(Extracted data entries)
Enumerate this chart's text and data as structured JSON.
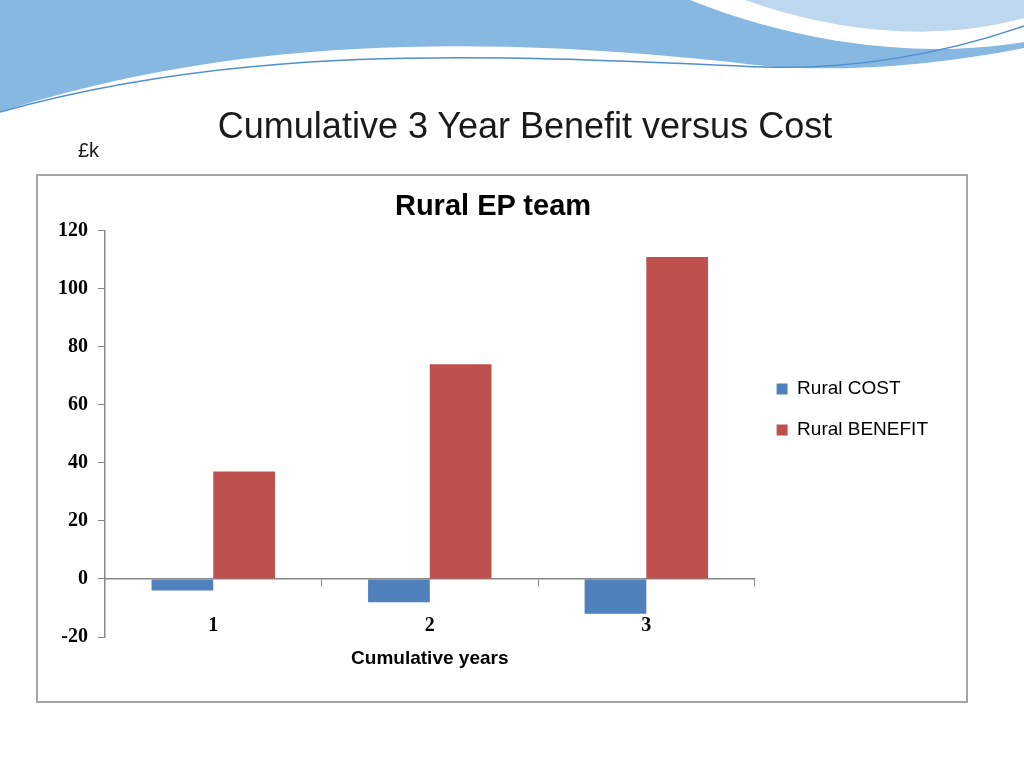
{
  "chart_data": {
    "type": "bar",
    "title": "Cumulative 3 Year Benefit versus Cost",
    "subtitle": "Rural EP team",
    "xlabel": "Cumulative years",
    "ylabel": "£k",
    "categories": [
      "1",
      "2",
      "3"
    ],
    "series": [
      {
        "name": "Rural COST",
        "color": "#4f81bd",
        "values": [
          -4,
          -8,
          -12
        ]
      },
      {
        "name": "Rural BENEFIT",
        "color": "#c0504d",
        "values": [
          37,
          74,
          111
        ]
      }
    ],
    "ylim": [
      -20,
      120
    ],
    "yticks": [
      -20,
      0,
      20,
      40,
      60,
      80,
      100,
      120
    ],
    "grid": false,
    "legend": "right"
  }
}
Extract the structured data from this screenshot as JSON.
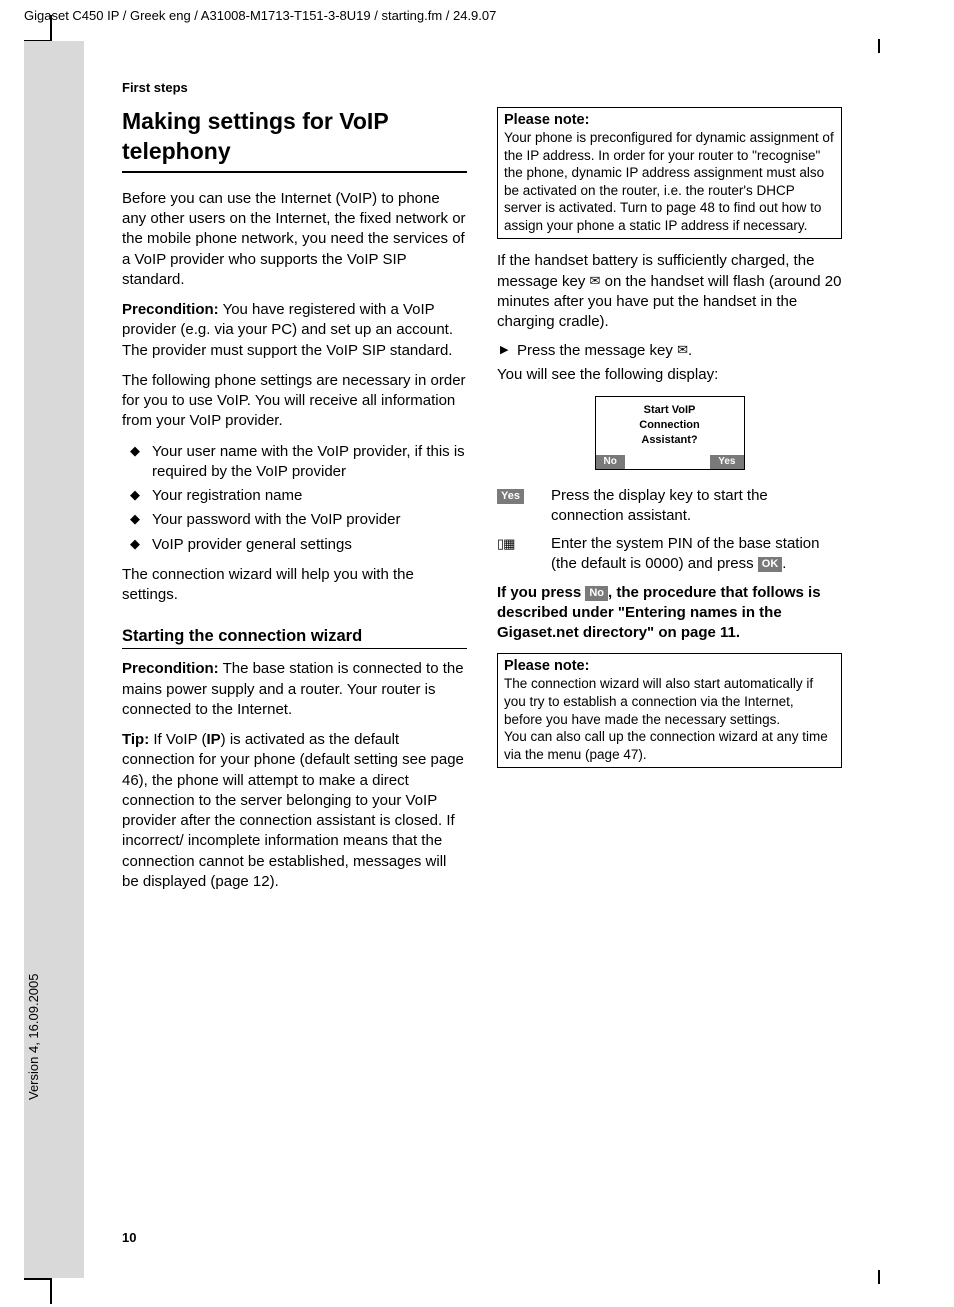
{
  "header": "Gigaset C450 IP / Greek eng / A31008-M1713-T151-3-8U19 / starting.fm / 24.9.07",
  "version": "Version 4, 16.09.2005",
  "section_label": "First steps",
  "page_number": "10",
  "col1": {
    "h1": "Making settings for VoIP telephony",
    "p1": "Before you can use the Internet (VoIP) to phone any other users on the Internet, the fixed network or the mobile phone network, you need the services of a VoIP provider who supports the VoIP SIP standard.",
    "p2_bold": "Precondition:",
    "p2": " You have registered with a VoIP provider (e.g. via your PC) and set up an account. The provider must support the VoIP SIP standard.",
    "p3": "The following phone settings are necessary in order for you to use VoIP. You will receive all information from your VoIP provider.",
    "bullets": [
      "Your user name with the VoIP provider, if this is required by the VoIP provider",
      "Your registration name",
      "Your password with the VoIP provider",
      "VoIP provider general settings"
    ],
    "p4": "The connection wizard will help you with the settings.",
    "h2": "Starting the connection wizard",
    "p5_bold": "Precondition:",
    "p5": " The base station is connected to the mains power supply and a router. Your router is connected to the Internet.",
    "p6_bold": "Tip:",
    "p6a": " If VoIP (",
    "p6b": "IP",
    "p6c": ") is activated as the default connection for your phone (default setting see page 46), the phone will attempt to make a direct connection to the server belonging to your VoIP provider after the connection assistant is closed. If incorrect/ incomplete information means that the connection cannot be established, messages will be displayed (page 12)."
  },
  "col2": {
    "note1_title": "Please note:",
    "note1_body": "Your phone is preconfigured for dynamic assignment of the IP address. In order for your router to \"recognise\" the phone, dynamic IP address assignment must also be activated on the router, i.e. the router's DHCP server is activated. Turn to page 48 to find out how to assign your phone a static IP address if necessary.",
    "p1a": "If the handset battery is sufficiently charged, the message key ",
    "p1b": " on the handset will flash (around 20 minutes after you have put the handset in the charging cradle).",
    "step1a": "Press the message key ",
    "step1b": ".",
    "p2": "You will see the following display:",
    "display_l1": "Start VoIP",
    "display_l2": "Connection",
    "display_l3": "Assistant?",
    "softkey_no": "No",
    "softkey_yes": "Yes",
    "def_yes_key": "Yes",
    "def_yes_text": "Press the display key to start the connection assistant.",
    "def_pin_text_a": "Enter the system PIN of the base station (the default is 0000) and press ",
    "def_pin_ok": "OK",
    "def_pin_text_b": ".",
    "p3a": "If you press ",
    "p3_no": "No",
    "p3b": ", the procedure that follows is described under \"Entering names in the Gigaset.net directory\" on page 11.",
    "note2_title": "Please note:",
    "note2_body1": "The connection wizard will also start automatically if you try to establish a connection via the Internet, before you have made the necessary settings.",
    "note2_body2": "You can also call up the connection wizard at any time via the menu (page 47)."
  }
}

= What you will do =
Write out the entries above word for word. Do not include the pictures.

= Worked answer =
Enumerate this chart's text and data as structured JSON.
{
  "chart_data": {
    "type": "bar",
    "title": "Cumulative 3 Year Benefit versus Cost",
    "subtitle": "Rural EP team",
    "xlabel": "Cumulative years",
    "ylabel": "£k",
    "categories": [
      "1",
      "2",
      "3"
    ],
    "series": [
      {
        "name": "Rural COST",
        "color": "#4f81bd",
        "values": [
          -4,
          -8,
          -12
        ]
      },
      {
        "name": "Rural BENEFIT",
        "color": "#c0504d",
        "values": [
          37,
          74,
          111
        ]
      }
    ],
    "ylim": [
      -20,
      120
    ],
    "yticks": [
      -20,
      0,
      20,
      40,
      60,
      80,
      100,
      120
    ],
    "grid": false,
    "legend": "right"
  }
}
Extract the structured data from this screenshot as JSON.
{
  "header": "Gigaset C450 IP / Greek eng / A31008-M1713-T151-3-8U19 / starting.fm / 24.9.07",
  "version": "Version 4, 16.09.2005",
  "section_label": "First steps",
  "page_number": "10",
  "col1": {
    "h1": "Making settings for VoIP telephony",
    "p1": "Before you can use the Internet (VoIP) to phone any other users on the Internet, the fixed network or the mobile phone network, you need the services of a VoIP provider who supports the VoIP SIP standard.",
    "p2_bold": "Precondition:",
    "p2": " You have registered with a VoIP provider (e.g. via your PC) and set up an account. The provider must support the VoIP SIP standard.",
    "p3": "The following phone settings are necessary in order for you to use VoIP. You will receive all information from your VoIP provider.",
    "bullets": [
      "Your user name with the VoIP provider, if this is required by the VoIP provider",
      "Your registration name",
      "Your password with the VoIP provider",
      "VoIP provider general settings"
    ],
    "p4": "The connection wizard will help you with the settings.",
    "h2": "Starting the connection wizard",
    "p5_bold": "Precondition:",
    "p5": " The base station is connected to the mains power supply and a router. Your router is connected to the Internet.",
    "p6_bold": "Tip:",
    "p6a": " If VoIP (",
    "p6b": "IP",
    "p6c": ") is activated as the default connection for your phone (default setting see page 46), the phone will attempt to make a direct connection to the server belonging to your VoIP provider after the connection assistant is closed. If incorrect/ incomplete information means that the connection cannot be established, messages will be displayed (page 12)."
  },
  "col2": {
    "note1_title": "Please note:",
    "note1_body": "Your phone is preconfigured for dynamic assignment of the IP address. In order for your router to \"recognise\" the phone, dynamic IP address assignment must also be activated on the router, i.e. the router's DHCP server is activated. Turn to page 48 to find out how to assign your phone a static IP address if necessary.",
    "p1a": "If the handset battery is sufficiently charged, the message key ",
    "p1b": " on the handset will flash (around 20 minutes after you have put the handset in the charging cradle).",
    "step1a": "Press the message key ",
    "step1b": ".",
    "p2": "You will see the following display:",
    "display_l1": "Start VoIP",
    "display_l2": "Connection",
    "display_l3": "Assistant?",
    "softkey_no": "No",
    "softkey_yes": "Yes",
    "def_yes_key": "Yes",
    "def_yes_text": "Press the display key to start the connection assistant.",
    "def_pin_text_a": "Enter the system PIN of the base station (the default is 0000) and press ",
    "def_pin_ok": "OK",
    "def_pin_text_b": ".",
    "p3a": "If you press ",
    "p3_no": "No",
    "p3b": ", the procedure that follows is described under \"Entering names in the Gigaset.net directory\" on page 11.",
    "note2_title": "Please note:",
    "note2_body1": "The connection wizard will also start automatically if you try to establish a connection via the Internet, before you have made the necessary settings.",
    "note2_body2": "You can also call up the connection wizard at any time via the menu (page 47)."
  }
}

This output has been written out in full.